> Task directions
Copy out, word for word, the records from their very first line through the line containing "axes-frame [89,39,541,341]", including both of those lines.

Spatial layout entries:
[Start]

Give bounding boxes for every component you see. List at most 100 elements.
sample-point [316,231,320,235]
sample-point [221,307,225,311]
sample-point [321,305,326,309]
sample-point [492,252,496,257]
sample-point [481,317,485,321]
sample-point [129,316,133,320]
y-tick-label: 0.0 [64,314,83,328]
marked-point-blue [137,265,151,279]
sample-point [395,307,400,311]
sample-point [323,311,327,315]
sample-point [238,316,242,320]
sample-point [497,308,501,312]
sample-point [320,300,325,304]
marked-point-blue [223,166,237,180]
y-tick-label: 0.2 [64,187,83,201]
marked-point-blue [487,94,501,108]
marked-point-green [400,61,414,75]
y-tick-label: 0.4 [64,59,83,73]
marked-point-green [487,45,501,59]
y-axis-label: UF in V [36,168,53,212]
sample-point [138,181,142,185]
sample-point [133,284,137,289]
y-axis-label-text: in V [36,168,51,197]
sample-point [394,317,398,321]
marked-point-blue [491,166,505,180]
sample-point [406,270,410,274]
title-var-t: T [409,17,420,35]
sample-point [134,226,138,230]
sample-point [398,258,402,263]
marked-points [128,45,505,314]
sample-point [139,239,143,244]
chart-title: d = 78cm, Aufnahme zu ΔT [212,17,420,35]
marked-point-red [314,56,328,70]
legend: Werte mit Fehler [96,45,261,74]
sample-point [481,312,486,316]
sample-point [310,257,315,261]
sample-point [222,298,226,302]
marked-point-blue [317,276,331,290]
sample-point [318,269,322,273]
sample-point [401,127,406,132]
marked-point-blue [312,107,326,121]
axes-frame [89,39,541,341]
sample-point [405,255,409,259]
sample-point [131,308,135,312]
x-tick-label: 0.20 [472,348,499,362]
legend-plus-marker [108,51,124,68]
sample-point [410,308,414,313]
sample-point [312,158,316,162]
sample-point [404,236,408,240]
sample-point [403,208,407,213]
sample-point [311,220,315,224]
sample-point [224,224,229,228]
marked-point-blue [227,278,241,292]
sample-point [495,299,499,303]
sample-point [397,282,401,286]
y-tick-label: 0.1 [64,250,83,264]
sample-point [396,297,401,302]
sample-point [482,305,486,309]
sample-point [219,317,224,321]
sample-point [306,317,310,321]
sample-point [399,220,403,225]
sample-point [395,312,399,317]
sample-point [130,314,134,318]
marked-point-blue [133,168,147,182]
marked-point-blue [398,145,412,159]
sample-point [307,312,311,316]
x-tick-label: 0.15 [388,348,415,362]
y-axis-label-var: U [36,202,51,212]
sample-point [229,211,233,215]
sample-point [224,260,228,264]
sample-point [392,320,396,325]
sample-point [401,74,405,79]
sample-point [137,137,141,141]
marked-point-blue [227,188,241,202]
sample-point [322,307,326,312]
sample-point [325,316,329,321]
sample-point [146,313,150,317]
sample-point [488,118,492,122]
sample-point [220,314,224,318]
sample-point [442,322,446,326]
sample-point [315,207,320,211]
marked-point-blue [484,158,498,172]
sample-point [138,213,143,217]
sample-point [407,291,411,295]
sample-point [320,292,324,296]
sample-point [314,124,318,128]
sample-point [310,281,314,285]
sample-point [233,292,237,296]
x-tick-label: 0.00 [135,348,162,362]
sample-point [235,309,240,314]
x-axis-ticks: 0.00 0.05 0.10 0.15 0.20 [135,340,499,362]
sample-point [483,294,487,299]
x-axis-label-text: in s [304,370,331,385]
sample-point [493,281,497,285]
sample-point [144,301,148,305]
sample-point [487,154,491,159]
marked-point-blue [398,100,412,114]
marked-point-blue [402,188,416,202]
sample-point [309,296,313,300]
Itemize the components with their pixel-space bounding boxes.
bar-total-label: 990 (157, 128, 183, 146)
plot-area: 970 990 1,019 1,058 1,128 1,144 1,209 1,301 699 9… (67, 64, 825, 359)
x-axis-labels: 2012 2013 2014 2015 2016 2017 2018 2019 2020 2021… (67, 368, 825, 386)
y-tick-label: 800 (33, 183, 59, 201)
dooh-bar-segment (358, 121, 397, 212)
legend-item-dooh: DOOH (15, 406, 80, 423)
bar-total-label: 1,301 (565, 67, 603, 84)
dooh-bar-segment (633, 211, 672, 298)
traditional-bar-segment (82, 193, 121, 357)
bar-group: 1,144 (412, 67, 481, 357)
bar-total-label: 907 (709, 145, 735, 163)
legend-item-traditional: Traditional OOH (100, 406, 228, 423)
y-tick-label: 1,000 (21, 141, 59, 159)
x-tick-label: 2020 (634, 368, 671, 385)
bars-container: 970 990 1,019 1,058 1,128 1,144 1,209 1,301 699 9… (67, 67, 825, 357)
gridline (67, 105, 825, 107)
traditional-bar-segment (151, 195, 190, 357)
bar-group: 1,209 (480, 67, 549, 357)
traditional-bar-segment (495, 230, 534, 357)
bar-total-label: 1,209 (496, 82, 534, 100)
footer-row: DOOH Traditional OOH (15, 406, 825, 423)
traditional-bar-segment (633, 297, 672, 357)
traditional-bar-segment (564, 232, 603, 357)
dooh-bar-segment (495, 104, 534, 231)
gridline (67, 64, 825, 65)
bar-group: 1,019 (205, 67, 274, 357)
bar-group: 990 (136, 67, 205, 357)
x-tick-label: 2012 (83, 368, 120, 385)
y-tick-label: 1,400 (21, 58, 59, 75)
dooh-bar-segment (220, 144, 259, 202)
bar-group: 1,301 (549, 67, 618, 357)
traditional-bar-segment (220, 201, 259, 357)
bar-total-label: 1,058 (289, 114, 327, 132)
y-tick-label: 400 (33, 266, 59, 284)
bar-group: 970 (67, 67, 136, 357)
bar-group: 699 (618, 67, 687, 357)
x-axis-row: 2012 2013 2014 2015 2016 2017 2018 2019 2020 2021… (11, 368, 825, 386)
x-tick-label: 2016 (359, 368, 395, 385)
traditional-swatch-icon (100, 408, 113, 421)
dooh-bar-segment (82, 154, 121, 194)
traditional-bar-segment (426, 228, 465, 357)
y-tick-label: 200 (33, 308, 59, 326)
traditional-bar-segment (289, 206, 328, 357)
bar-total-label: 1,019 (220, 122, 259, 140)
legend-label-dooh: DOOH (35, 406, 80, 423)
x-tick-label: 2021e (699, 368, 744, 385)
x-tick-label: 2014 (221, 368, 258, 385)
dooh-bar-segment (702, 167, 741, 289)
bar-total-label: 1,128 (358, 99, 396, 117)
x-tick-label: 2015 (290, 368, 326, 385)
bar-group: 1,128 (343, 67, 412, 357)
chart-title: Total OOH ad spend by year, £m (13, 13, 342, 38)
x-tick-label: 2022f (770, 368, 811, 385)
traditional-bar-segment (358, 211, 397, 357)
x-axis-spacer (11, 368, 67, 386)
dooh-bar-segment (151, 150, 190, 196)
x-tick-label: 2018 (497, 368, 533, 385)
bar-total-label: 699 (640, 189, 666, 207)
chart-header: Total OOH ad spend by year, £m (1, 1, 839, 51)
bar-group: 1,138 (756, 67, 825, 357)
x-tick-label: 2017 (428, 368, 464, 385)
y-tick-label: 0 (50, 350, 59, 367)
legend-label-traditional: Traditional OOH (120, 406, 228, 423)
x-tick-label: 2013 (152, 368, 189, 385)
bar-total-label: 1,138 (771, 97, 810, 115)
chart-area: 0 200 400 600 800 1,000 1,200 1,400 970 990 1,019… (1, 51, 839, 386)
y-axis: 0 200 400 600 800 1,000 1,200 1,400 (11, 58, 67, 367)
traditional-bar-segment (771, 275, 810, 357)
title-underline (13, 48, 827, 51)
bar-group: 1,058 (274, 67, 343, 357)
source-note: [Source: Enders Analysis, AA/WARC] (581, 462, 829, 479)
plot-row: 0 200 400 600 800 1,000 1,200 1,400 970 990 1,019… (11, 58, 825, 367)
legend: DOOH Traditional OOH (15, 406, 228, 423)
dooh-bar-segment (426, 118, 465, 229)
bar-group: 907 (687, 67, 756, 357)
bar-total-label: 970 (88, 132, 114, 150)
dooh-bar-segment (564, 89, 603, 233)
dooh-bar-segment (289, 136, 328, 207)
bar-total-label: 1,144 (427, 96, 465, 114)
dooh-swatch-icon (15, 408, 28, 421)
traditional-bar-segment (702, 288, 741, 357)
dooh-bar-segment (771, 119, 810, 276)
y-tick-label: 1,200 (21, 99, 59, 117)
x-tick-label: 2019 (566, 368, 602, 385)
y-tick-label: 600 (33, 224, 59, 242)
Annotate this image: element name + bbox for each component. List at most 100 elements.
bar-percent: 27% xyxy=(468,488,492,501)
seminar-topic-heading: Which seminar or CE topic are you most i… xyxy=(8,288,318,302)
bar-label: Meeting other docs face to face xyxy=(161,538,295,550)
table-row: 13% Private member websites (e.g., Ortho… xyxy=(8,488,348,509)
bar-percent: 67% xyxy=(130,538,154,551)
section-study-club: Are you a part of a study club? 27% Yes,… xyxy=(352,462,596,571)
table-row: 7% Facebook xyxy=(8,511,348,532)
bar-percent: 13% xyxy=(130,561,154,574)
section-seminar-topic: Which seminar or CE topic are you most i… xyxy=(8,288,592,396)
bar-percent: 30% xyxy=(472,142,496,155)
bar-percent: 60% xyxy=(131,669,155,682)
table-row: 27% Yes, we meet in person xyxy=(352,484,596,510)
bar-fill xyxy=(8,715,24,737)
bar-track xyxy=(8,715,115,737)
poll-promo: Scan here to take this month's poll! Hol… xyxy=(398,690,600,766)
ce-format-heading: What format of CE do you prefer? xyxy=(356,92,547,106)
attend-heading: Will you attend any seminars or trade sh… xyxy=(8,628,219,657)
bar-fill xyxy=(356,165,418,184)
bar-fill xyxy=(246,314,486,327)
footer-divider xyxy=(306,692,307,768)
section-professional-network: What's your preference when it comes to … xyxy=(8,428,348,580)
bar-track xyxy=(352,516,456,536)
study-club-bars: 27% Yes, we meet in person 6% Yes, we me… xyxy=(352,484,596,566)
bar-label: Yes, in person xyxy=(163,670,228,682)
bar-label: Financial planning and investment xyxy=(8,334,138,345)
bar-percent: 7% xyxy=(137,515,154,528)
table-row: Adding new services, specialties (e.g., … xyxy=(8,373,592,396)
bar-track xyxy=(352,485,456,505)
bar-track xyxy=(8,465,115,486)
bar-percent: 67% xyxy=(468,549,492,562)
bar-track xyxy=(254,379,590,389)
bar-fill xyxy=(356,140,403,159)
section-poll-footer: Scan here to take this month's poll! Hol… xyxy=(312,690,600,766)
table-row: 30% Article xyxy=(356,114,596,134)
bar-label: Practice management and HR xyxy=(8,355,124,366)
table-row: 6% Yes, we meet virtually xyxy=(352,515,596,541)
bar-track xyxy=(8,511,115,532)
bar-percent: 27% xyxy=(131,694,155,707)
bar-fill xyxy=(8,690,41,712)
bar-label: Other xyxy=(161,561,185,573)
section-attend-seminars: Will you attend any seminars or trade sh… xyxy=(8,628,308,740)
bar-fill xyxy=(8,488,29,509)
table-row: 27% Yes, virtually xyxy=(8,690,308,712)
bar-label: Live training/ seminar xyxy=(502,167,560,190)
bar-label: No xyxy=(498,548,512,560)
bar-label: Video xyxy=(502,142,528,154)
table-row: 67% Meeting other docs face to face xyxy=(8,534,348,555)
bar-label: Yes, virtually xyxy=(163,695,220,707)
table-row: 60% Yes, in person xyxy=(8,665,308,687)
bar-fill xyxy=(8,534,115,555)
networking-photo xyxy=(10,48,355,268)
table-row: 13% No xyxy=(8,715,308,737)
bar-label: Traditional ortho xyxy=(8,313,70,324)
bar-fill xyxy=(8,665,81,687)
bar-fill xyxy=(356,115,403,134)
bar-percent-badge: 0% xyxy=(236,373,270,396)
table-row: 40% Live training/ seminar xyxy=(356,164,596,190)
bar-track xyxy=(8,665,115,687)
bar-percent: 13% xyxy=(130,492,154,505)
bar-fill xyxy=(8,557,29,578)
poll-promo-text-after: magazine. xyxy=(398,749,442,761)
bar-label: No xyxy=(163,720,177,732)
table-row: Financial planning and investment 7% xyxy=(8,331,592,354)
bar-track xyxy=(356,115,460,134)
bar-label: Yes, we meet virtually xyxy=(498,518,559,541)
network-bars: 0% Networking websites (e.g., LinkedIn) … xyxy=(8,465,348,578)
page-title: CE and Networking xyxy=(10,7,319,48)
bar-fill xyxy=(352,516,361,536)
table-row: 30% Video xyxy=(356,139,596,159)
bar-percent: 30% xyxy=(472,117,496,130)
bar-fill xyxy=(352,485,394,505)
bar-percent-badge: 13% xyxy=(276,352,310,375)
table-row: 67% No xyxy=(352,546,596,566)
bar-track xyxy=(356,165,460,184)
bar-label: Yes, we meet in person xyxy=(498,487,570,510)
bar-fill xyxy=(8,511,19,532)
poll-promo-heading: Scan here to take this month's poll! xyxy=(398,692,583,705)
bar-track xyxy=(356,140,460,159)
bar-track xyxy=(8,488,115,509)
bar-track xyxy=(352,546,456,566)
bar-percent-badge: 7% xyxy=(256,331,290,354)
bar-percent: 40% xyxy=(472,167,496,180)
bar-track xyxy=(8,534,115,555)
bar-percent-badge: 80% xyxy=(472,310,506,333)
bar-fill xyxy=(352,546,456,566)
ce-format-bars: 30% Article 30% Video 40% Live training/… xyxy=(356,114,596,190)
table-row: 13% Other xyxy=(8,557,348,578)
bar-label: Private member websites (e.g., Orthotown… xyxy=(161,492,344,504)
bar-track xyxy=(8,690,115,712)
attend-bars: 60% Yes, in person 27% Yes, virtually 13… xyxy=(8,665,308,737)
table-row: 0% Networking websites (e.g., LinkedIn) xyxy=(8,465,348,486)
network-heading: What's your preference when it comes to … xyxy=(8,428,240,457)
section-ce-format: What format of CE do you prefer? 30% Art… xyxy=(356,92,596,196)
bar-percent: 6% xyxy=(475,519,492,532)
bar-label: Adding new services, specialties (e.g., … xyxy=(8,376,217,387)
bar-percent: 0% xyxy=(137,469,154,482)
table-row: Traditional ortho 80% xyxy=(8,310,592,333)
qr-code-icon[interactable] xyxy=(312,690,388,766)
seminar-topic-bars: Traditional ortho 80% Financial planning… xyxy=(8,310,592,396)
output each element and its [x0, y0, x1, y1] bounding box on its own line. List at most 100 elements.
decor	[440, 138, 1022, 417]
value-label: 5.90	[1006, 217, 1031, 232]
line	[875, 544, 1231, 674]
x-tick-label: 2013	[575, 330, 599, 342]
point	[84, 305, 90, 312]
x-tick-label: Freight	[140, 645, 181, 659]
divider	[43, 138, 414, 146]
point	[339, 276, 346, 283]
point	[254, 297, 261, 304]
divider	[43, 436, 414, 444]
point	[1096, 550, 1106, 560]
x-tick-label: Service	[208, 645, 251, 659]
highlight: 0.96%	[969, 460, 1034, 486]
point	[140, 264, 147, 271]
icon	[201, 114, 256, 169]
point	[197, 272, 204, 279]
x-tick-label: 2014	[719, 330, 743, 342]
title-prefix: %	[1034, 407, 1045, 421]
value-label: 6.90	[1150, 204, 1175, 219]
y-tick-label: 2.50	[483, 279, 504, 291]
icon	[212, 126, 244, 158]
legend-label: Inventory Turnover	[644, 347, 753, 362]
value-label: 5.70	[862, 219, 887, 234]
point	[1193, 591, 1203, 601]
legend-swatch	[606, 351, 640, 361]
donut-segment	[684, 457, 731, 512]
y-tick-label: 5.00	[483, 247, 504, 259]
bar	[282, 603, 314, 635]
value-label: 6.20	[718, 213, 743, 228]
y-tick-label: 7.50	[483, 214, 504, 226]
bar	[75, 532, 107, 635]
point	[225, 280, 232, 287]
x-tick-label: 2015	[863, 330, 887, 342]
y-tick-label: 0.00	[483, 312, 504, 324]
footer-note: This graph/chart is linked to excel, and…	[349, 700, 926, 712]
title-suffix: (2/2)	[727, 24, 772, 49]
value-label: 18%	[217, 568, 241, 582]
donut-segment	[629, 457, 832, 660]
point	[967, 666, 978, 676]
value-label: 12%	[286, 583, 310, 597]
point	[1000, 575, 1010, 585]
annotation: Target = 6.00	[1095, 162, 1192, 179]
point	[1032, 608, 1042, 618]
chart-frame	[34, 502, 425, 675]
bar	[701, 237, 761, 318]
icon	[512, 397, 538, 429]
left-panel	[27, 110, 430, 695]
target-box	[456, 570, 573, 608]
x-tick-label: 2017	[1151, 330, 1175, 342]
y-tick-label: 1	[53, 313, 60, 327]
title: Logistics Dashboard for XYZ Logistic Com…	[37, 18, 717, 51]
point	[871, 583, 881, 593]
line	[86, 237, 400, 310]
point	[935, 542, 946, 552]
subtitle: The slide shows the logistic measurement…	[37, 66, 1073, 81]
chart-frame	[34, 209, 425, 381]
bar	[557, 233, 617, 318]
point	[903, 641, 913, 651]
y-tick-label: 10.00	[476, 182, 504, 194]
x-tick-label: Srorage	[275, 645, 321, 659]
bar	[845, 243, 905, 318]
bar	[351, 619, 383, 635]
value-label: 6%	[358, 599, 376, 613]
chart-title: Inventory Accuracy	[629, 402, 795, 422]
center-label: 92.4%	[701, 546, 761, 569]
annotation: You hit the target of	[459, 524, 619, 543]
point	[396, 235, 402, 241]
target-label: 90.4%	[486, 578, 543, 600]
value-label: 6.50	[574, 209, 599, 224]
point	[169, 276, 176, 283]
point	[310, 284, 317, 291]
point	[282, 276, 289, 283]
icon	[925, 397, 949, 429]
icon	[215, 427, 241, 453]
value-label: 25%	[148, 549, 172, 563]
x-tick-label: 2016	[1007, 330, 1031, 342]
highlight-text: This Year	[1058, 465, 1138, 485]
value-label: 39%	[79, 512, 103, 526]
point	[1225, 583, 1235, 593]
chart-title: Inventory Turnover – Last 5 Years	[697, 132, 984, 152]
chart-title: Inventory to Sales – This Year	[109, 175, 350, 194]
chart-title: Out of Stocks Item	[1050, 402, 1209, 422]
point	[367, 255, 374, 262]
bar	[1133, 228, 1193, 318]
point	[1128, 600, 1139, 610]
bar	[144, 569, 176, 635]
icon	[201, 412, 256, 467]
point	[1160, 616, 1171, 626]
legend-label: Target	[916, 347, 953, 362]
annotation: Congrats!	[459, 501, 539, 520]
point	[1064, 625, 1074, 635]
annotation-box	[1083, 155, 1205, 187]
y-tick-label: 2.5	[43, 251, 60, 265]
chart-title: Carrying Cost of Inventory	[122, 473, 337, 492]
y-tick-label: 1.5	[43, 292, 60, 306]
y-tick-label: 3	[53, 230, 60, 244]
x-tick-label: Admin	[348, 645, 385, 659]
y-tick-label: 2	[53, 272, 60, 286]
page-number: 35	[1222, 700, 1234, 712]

[End]

> Correct output
Give bounding boxes for every component you see. List at most 100 elements.
sample-point [316,231,320,235]
sample-point [221,307,225,311]
sample-point [321,305,326,309]
sample-point [492,252,496,257]
sample-point [481,317,485,321]
sample-point [129,316,133,320]
y-tick-label: 0.0 [64,314,83,328]
marked-point-blue [137,265,151,279]
sample-point [395,307,400,311]
sample-point [323,311,327,315]
sample-point [238,316,242,320]
sample-point [497,308,501,312]
sample-point [320,300,325,304]
marked-point-blue [223,166,237,180]
y-tick-label: 0.2 [64,187,83,201]
marked-point-blue [487,94,501,108]
marked-point-green [400,61,414,75]
y-tick-label: 0.4 [64,59,83,73]
marked-point-green [487,45,501,59]
y-axis-label: UF in V [36,168,53,212]
sample-point [138,181,142,185]
sample-point [133,284,137,289]
y-axis-label-text: in V [36,168,51,197]
sample-point [394,317,398,321]
marked-point-blue [491,166,505,180]
sample-point [406,270,410,274]
title-var-t: T [409,17,420,35]
sample-point [134,226,138,230]
sample-point [398,258,402,263]
marked-points [128,45,505,314]
sample-point [139,239,143,244]
chart-title: d = 78cm, Aufnahme zu ΔT [212,17,420,35]
marked-point-red [314,56,328,70]
legend: Werte mit Fehler [96,45,261,74]
sample-point [481,312,486,316]
sample-point [310,257,315,261]
sample-point [222,298,226,302]
marked-point-blue [317,276,331,290]
sample-point [318,269,322,273]
sample-point [401,127,406,132]
marked-point-blue [312,107,326,121]
axes-frame [89,39,541,341]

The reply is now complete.